- WHAT THIS EXERCISE ASKS
a – Answer these questions using the coffee roast article:
(i) What water-to-coffee ratio did the brewing machine use?
(ii) In which journal were the results published?
(iii) What does refractometry measure?
b – Repeat the passage from the coffee roast article starting at "When coffee fans" and ending at "in a statement.".

- SOURCE TEXT
....................

When coffee fans debate the optimal brew, the argument often centers on the relationship between roast strategies and caffeine levels. But after a recent gauntlet of laboratory tests, researchers believe they identified the blend of factors comprising the perfect cup balancing flavor and zing—and dark roast diehards may want to finish taking a sip before finding out the results.
“Over 20 years ago, I heard a barista claim that dark roasts have more caffeine, but a decade later, I was exposed to the contrasting idea that light roasts were the king of caffeine. Yet, I couldn’t find any convincing data,” Zachary Lindsey, an assistant professor of physics at Georgia’s Berry College, said in a statement.
Lindsey’s team recently analyzed the relationship between coffee beans’ chemical and physical attributes through various roasting and brewing scenarios. While their trial focused on only natural and washed processed Ethiopian beans, researchers examined five varieties of roasts across brew times of one, two, and ten minutes using a machine with a 15:1 water-to-coffee ratio.
“When selecting a brew method, the main goal was to implement a procedure that could consistently produce brews within a wide range of extraction yields by only varying the brew time,” said Lindsey.
The results, published in the journal Scientific Reports, offer a detailed look at 30 unique coffee combinations on microscopic and chemical levels. Lindsey and colleagues used high-performance liquid chromatography (HPLC) to assess molecular makeup of soluble compounds like caffeine and chlorogenic acids. In this process, a brew’s compounds are separated according to their interactions with a standard material to measure concentration. Scanning electron microscopy (SEM) imaged whole and ground beans to provide observers with a close look at porosity and grain size, thereby better highlighting how roasting physically affects coffee.
For the third and final tool, the team turned to refractometry—the measurement of light bending—to learn brewing extraction yields. According to the study, attributes such as caffeine content are the result of intricate relationships between how coffee is roasted, and how well its organic compounds can dissolve into water.

....................

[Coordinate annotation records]
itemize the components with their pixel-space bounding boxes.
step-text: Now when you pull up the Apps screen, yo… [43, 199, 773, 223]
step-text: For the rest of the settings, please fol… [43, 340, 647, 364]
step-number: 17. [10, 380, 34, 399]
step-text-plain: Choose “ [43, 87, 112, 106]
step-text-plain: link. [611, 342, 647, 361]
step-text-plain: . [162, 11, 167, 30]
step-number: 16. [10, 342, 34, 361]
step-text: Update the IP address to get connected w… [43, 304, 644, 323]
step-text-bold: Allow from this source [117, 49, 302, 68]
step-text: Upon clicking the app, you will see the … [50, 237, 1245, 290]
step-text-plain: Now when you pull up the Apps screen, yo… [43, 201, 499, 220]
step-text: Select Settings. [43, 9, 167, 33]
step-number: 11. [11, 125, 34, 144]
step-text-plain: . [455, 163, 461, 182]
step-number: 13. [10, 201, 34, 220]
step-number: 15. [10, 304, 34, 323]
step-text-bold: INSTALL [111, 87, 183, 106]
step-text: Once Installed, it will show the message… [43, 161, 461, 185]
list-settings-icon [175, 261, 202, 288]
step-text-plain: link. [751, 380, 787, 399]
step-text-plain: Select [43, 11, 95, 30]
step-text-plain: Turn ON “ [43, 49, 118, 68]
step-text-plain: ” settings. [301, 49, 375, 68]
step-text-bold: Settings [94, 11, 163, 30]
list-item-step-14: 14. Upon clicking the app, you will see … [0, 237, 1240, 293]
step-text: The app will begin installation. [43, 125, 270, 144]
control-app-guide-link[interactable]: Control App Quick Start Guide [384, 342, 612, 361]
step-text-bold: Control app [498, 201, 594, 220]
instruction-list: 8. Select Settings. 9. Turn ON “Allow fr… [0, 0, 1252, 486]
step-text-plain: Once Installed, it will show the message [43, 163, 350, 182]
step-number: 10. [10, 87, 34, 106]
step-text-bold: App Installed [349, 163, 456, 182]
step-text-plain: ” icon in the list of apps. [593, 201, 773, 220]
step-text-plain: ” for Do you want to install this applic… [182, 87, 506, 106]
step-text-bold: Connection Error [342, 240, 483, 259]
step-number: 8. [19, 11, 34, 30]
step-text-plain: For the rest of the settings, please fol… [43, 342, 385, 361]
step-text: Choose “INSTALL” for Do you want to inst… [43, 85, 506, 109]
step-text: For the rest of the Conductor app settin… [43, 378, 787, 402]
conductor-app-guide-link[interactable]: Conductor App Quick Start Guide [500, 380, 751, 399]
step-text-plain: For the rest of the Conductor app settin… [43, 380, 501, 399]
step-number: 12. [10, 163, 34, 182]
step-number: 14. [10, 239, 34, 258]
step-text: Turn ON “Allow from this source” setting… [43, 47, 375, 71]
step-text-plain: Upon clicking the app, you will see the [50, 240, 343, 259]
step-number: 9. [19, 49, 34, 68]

....................

- RESPONSES PER TASK
a –
(i) 15:1
(ii) Scientific Reports
(iii) The bending of light

b –
When coffee fans debate the optimal brew, the argument often centers on the relationship between roast strategies and caffeine levels. But after a recent gauntlet of laboratory tests, researchers believe they identified the blend of factors comprising the perfect cup balancing flavor and zing—and dark roast diehards may want to finish taking a sip before finding out the results.
“Over 20 years ago, I heard a barista claim that dark roasts have more caffeine, but a decade later, I was exposed to the contrasting idea that light roasts were the king of caffeine. Yet, I couldn’t find any convincing data,” Zachary Lindsey, an assistant professor of physics at Georgia’s Berry College, said in a statement.